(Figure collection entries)

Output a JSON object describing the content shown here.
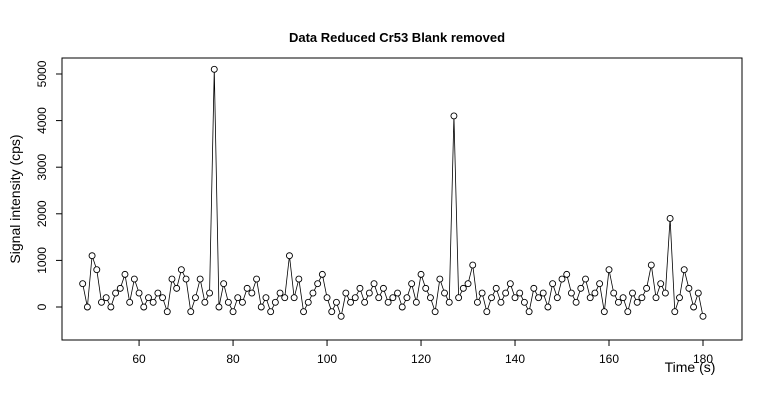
{
  "chart_data": {
    "type": "line",
    "title": "Data Reduced Cr53 Blank removed",
    "x_label": "Time (s)",
    "y_label": "Signal intensity (cps)",
    "x": [
      48,
      49,
      50,
      51,
      52,
      53,
      54,
      55,
      56,
      57,
      58,
      59,
      60,
      61,
      62,
      63,
      64,
      65,
      66,
      67,
      68,
      69,
      70,
      71,
      72,
      73,
      74,
      75,
      76,
      77,
      78,
      79,
      80,
      81,
      82,
      83,
      84,
      85,
      86,
      87,
      88,
      89,
      90,
      91,
      92,
      93,
      94,
      95,
      96,
      97,
      98,
      99,
      100,
      101,
      102,
      103,
      104,
      105,
      106,
      107,
      108,
      109,
      110,
      111,
      112,
      113,
      114,
      115,
      116,
      117,
      118,
      119,
      120,
      121,
      122,
      123,
      124,
      125,
      126,
      127,
      128,
      129,
      130,
      131,
      132,
      133,
      134,
      135,
      136,
      137,
      138,
      139,
      140,
      141,
      142,
      143,
      144,
      145,
      146,
      147,
      148,
      149,
      150,
      151,
      152,
      153,
      154,
      155,
      156,
      157,
      158,
      159,
      160,
      161,
      162,
      163,
      164,
      165,
      166,
      167,
      168,
      169,
      170,
      171,
      172,
      173,
      174,
      175,
      176,
      177,
      178,
      179,
      180
    ],
    "values": [
      500,
      0,
      1100,
      800,
      100,
      200,
      0,
      300,
      400,
      700,
      100,
      600,
      300,
      0,
      200,
      100,
      300,
      200,
      -100,
      600,
      400,
      800,
      600,
      -100,
      200,
      600,
      100,
      300,
      5100,
      0,
      500,
      100,
      -100,
      200,
      100,
      400,
      300,
      600,
      0,
      200,
      -100,
      100,
      300,
      200,
      1100,
      200,
      600,
      -100,
      100,
      300,
      500,
      700,
      200,
      -100,
      100,
      -200,
      300,
      100,
      200,
      400,
      100,
      300,
      500,
      200,
      400,
      100,
      200,
      300,
      0,
      200,
      500,
      100,
      700,
      400,
      200,
      -100,
      600,
      300,
      100,
      4100,
      200,
      400,
      500,
      900,
      100,
      300,
      -100,
      200,
      400,
      100,
      300,
      500,
      200,
      300,
      100,
      -100,
      400,
      200,
      300,
      0,
      500,
      200,
      600,
      700,
      300,
      100,
      400,
      600,
      200,
      300,
      500,
      -100,
      800,
      300,
      100,
      200,
      -100,
      300,
      100,
      200,
      400,
      900,
      200,
      500,
      300,
      1900,
      -100,
      200,
      800,
      400,
      0,
      300,
      -200
    ],
    "color": "#000000",
    "xlim": [
      43.6,
      188.3
    ],
    "ylim": [
      -708,
      5343
    ],
    "xticks": [
      60,
      80,
      100,
      120,
      140,
      160,
      180
    ],
    "yticks": [
      0,
      1000,
      2000,
      3000,
      4000,
      5000
    ],
    "grid": false
  }
}
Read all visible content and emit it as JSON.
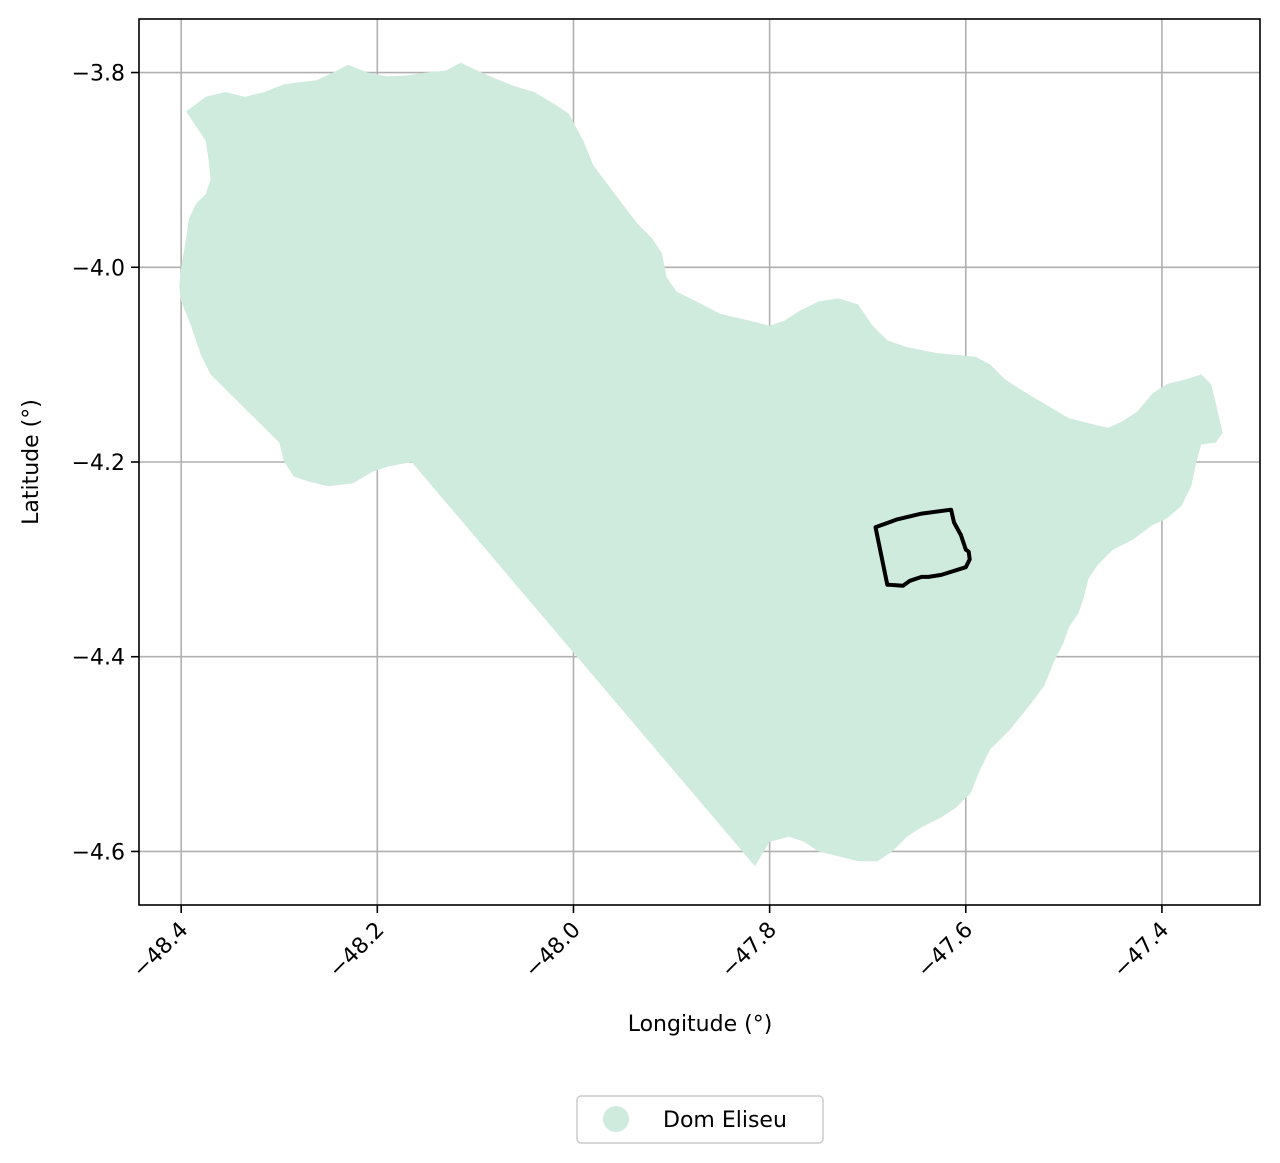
{
  "chart_data": {
    "type": "map",
    "title": "",
    "xlabel": "Longitude (°)",
    "ylabel": "Latitude (°)",
    "xlim": [
      -48.443,
      -47.3
    ],
    "ylim": [
      -4.655,
      -3.745
    ],
    "grid": true,
    "x_ticks": [
      {
        "value": -48.4,
        "label": "−48.4"
      },
      {
        "value": -48.2,
        "label": "−48.2"
      },
      {
        "value": -48.0,
        "label": "−48.0"
      },
      {
        "value": -47.8,
        "label": "−47.8"
      },
      {
        "value": -47.6,
        "label": "−47.6"
      },
      {
        "value": -47.4,
        "label": "−47.4"
      }
    ],
    "y_ticks": [
      {
        "value": -3.8,
        "label": "−3.8"
      },
      {
        "value": -4.0,
        "label": "−4.0"
      },
      {
        "value": -4.2,
        "label": "−4.2"
      },
      {
        "value": -4.4,
        "label": "−4.4"
      },
      {
        "value": -4.6,
        "label": "−4.6"
      }
    ],
    "legend": {
      "placement": "bottom-center",
      "entries": [
        {
          "label": "Dom Eliseu",
          "color": "#cfebdd"
        }
      ]
    },
    "region": {
      "name": "Dom Eliseu",
      "fill": "#cfebdd",
      "boundary": [
        [
          -48.395,
          -3.84
        ],
        [
          -48.375,
          -3.825
        ],
        [
          -48.355,
          -3.82
        ],
        [
          -48.335,
          -3.825
        ],
        [
          -48.315,
          -3.82
        ],
        [
          -48.295,
          -3.812
        ],
        [
          -48.28,
          -3.81
        ],
        [
          -48.262,
          -3.808
        ],
        [
          -48.245,
          -3.8
        ],
        [
          -48.23,
          -3.792
        ],
        [
          -48.21,
          -3.8
        ],
        [
          -48.19,
          -3.804
        ],
        [
          -48.17,
          -3.803
        ],
        [
          -48.15,
          -3.8
        ],
        [
          -48.13,
          -3.798
        ],
        [
          -48.115,
          -3.79
        ],
        [
          -48.1,
          -3.797
        ],
        [
          -48.08,
          -3.806
        ],
        [
          -48.06,
          -3.814
        ],
        [
          -48.04,
          -3.82
        ],
        [
          -48.02,
          -3.832
        ],
        [
          -48.005,
          -3.842
        ],
        [
          -47.99,
          -3.87
        ],
        [
          -47.98,
          -3.895
        ],
        [
          -47.965,
          -3.915
        ],
        [
          -47.95,
          -3.935
        ],
        [
          -47.935,
          -3.955
        ],
        [
          -47.92,
          -3.97
        ],
        [
          -47.91,
          -3.985
        ],
        [
          -47.905,
          -4.01
        ],
        [
          -47.895,
          -4.025
        ],
        [
          -47.875,
          -4.035
        ],
        [
          -47.85,
          -4.048
        ],
        [
          -47.82,
          -4.055
        ],
        [
          -47.8,
          -4.06
        ],
        [
          -47.785,
          -4.055
        ],
        [
          -47.77,
          -4.045
        ],
        [
          -47.75,
          -4.035
        ],
        [
          -47.73,
          -4.032
        ],
        [
          -47.71,
          -4.038
        ],
        [
          -47.695,
          -4.06
        ],
        [
          -47.68,
          -4.075
        ],
        [
          -47.66,
          -4.082
        ],
        [
          -47.63,
          -4.088
        ],
        [
          -47.61,
          -4.09
        ],
        [
          -47.59,
          -4.092
        ],
        [
          -47.575,
          -4.1
        ],
        [
          -47.56,
          -4.115
        ],
        [
          -47.545,
          -4.125
        ],
        [
          -47.52,
          -4.14
        ],
        [
          -47.495,
          -4.155
        ],
        [
          -47.475,
          -4.16
        ],
        [
          -47.455,
          -4.165
        ],
        [
          -47.44,
          -4.158
        ],
        [
          -47.425,
          -4.148
        ],
        [
          -47.41,
          -4.13
        ],
        [
          -47.395,
          -4.12
        ],
        [
          -47.375,
          -4.115
        ],
        [
          -47.36,
          -4.11
        ],
        [
          -47.35,
          -4.12
        ],
        [
          -47.345,
          -4.14
        ],
        [
          -47.338,
          -4.17
        ],
        [
          -47.345,
          -4.18
        ],
        [
          -47.36,
          -4.182
        ],
        [
          -47.365,
          -4.2
        ],
        [
          -47.37,
          -4.225
        ],
        [
          -47.38,
          -4.245
        ],
        [
          -47.395,
          -4.258
        ],
        [
          -47.41,
          -4.265
        ],
        [
          -47.43,
          -4.28
        ],
        [
          -47.45,
          -4.29
        ],
        [
          -47.465,
          -4.305
        ],
        [
          -47.475,
          -4.32
        ],
        [
          -47.48,
          -4.34
        ],
        [
          -47.485,
          -4.355
        ],
        [
          -47.495,
          -4.37
        ],
        [
          -47.5,
          -4.385
        ],
        [
          -47.51,
          -4.405
        ],
        [
          -47.52,
          -4.43
        ],
        [
          -47.535,
          -4.45
        ],
        [
          -47.555,
          -4.475
        ],
        [
          -47.575,
          -4.495
        ],
        [
          -47.585,
          -4.515
        ],
        [
          -47.595,
          -4.54
        ],
        [
          -47.61,
          -4.555
        ],
        [
          -47.625,
          -4.565
        ],
        [
          -47.645,
          -4.575
        ],
        [
          -47.66,
          -4.585
        ],
        [
          -47.675,
          -4.6
        ],
        [
          -47.69,
          -4.61
        ],
        [
          -47.71,
          -4.61
        ],
        [
          -47.73,
          -4.605
        ],
        [
          -47.75,
          -4.6
        ],
        [
          -47.765,
          -4.59
        ],
        [
          -47.78,
          -4.585
        ],
        [
          -47.8,
          -4.59
        ],
        [
          -47.815,
          -4.615
        ],
        [
          -48.165,
          -4.2
        ],
        [
          -48.19,
          -4.205
        ],
        [
          -48.205,
          -4.21
        ],
        [
          -48.225,
          -4.222
        ],
        [
          -48.25,
          -4.225
        ],
        [
          -48.27,
          -4.22
        ],
        [
          -48.285,
          -4.215
        ],
        [
          -48.295,
          -4.2
        ],
        [
          -48.3,
          -4.18
        ],
        [
          -48.315,
          -4.165
        ],
        [
          -48.335,
          -4.145
        ],
        [
          -48.355,
          -4.125
        ],
        [
          -48.37,
          -4.11
        ],
        [
          -48.38,
          -4.09
        ],
        [
          -48.39,
          -4.06
        ],
        [
          -48.4,
          -4.035
        ],
        [
          -48.402,
          -4.02
        ],
        [
          -48.4,
          -4.0
        ],
        [
          -48.395,
          -3.97
        ],
        [
          -48.392,
          -3.95
        ],
        [
          -48.385,
          -3.935
        ],
        [
          -48.375,
          -3.925
        ],
        [
          -48.37,
          -3.91
        ],
        [
          -48.372,
          -3.89
        ],
        [
          -48.375,
          -3.87
        ],
        [
          -48.385,
          -3.855
        ]
      ]
    },
    "outline": {
      "stroke": "#000000",
      "boundary": [
        [
          -47.692,
          -4.267
        ],
        [
          -47.67,
          -4.259
        ],
        [
          -47.645,
          -4.253
        ],
        [
          -47.615,
          -4.249
        ],
        [
          -47.612,
          -4.262
        ],
        [
          -47.605,
          -4.275
        ],
        [
          -47.6,
          -4.29
        ],
        [
          -47.597,
          -4.292
        ],
        [
          -47.596,
          -4.3
        ],
        [
          -47.6,
          -4.308
        ],
        [
          -47.625,
          -4.316
        ],
        [
          -47.638,
          -4.318
        ],
        [
          -47.645,
          -4.318
        ],
        [
          -47.657,
          -4.322
        ],
        [
          -47.664,
          -4.327
        ],
        [
          -47.68,
          -4.326
        ]
      ]
    }
  }
}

EXERCISE PROMPT: In the listing, find every line containing the word "content" and list it.

THE COMPLETED TASK:
Output a JSON object describing the content shown here.
Read all visible content and emit it as JSON.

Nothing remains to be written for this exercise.